>> start Provided records
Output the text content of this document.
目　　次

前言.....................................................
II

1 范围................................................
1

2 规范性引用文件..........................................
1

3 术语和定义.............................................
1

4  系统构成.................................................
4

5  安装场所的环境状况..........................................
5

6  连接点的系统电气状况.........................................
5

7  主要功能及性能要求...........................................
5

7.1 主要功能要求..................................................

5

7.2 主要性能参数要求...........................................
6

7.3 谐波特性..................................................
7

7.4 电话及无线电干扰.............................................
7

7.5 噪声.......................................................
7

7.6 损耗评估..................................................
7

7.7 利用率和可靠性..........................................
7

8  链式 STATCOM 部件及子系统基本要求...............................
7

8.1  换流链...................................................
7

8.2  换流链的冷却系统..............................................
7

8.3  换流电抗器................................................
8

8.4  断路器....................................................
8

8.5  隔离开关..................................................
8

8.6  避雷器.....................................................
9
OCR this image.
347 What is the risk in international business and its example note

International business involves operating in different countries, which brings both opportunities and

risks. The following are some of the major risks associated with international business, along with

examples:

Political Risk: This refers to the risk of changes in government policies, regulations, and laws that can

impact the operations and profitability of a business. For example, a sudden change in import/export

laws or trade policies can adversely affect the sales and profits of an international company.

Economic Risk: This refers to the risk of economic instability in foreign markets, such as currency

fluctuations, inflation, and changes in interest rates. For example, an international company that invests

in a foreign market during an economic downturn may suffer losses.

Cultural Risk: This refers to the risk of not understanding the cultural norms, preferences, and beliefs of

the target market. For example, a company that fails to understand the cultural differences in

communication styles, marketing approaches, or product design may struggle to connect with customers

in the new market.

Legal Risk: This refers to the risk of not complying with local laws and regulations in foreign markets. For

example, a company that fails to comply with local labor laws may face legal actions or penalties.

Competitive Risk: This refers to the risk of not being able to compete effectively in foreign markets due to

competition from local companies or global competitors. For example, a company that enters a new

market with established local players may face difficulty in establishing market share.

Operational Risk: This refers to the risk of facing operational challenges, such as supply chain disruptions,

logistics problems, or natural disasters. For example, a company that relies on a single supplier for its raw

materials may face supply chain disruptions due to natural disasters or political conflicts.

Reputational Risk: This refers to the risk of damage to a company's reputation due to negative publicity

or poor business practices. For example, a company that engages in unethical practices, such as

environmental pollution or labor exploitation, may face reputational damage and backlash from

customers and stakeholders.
>> end Provided records
Exercise requirements => Print every record exactly as it was given.

Written response =>
Output the text content of this document.
目　　次

前言.....................................................
II

1 范围................................................
1

2 规范性引用文件..........................................
1

3 术语和定义.............................................
1

4  系统构成.................................................
4

5  安装场所的环境状况..........................................
5

6  连接点的系统电气状况.........................................
5

7  主要功能及性能要求...........................................
5

7.1 主要功能要求..................................................

5

7.2 主要性能参数要求...........................................
6

7.3 谐波特性..................................................
7

7.4 电话及无线电干扰.............................................
7

7.5 噪声.......................................................
7

7.6 损耗评估..................................................
7

7.7 利用率和可靠性..........................................
7

8  链式 STATCOM 部件及子系统基本要求...............................
7

8.1  换流链...................................................
7

8.2  换流链的冷却系统..............................................
7

8.3  换流电抗器................................................
8

8.4  断路器....................................................
8

8.5  隔离开关..................................................
8

8.6  避雷器.....................................................
9
OCR this image.
347 What is the risk in international business and its example note

International business involves operating in different countries, which brings both opportunities and

risks. The following are some of the major risks associated with international business, along with

examples:

Political Risk: This refers to the risk of changes in government policies, regulations, and laws that can

impact the operations and profitability of a business. For example, a sudden change in import/export

laws or trade policies can adversely affect the sales and profits of an international company.

Economic Risk: This refers to the risk of economic instability in foreign markets, such as currency

fluctuations, inflation, and changes in interest rates. For example, an international company that invests

in a foreign market during an economic downturn may suffer losses.

Cultural Risk: This refers to the risk of not understanding the cultural norms, preferences, and beliefs of

the target market. For example, a company that fails to understand the cultural differences in

communication styles, marketing approaches, or product design may struggle to connect with customers

in the new market.

Legal Risk: This refers to the risk of not complying with local laws and regulations in foreign markets. For

example, a company that fails to comply with local labor laws may face legal actions or penalties.

Competitive Risk: This refers to the risk of not being able to compete effectively in foreign markets due to

competition from local companies or global competitors. For example, a company that enters a new

market with established local players may face difficulty in establishing market share.

Operational Risk: This refers to the risk of facing operational challenges, such as supply chain disruptions,

logistics problems, or natural disasters. For example, a company that relies on a single supplier for its raw

materials may face supply chain disruptions due to natural disasters or political conflicts.

Reputational Risk: This refers to the risk of damage to a company's reputation due to negative publicity

or poor business practices. For example, a company that engages in unethical practices, such as

environmental pollution or labor exploitation, may face reputational damage and backlash from

customers and stakeholders.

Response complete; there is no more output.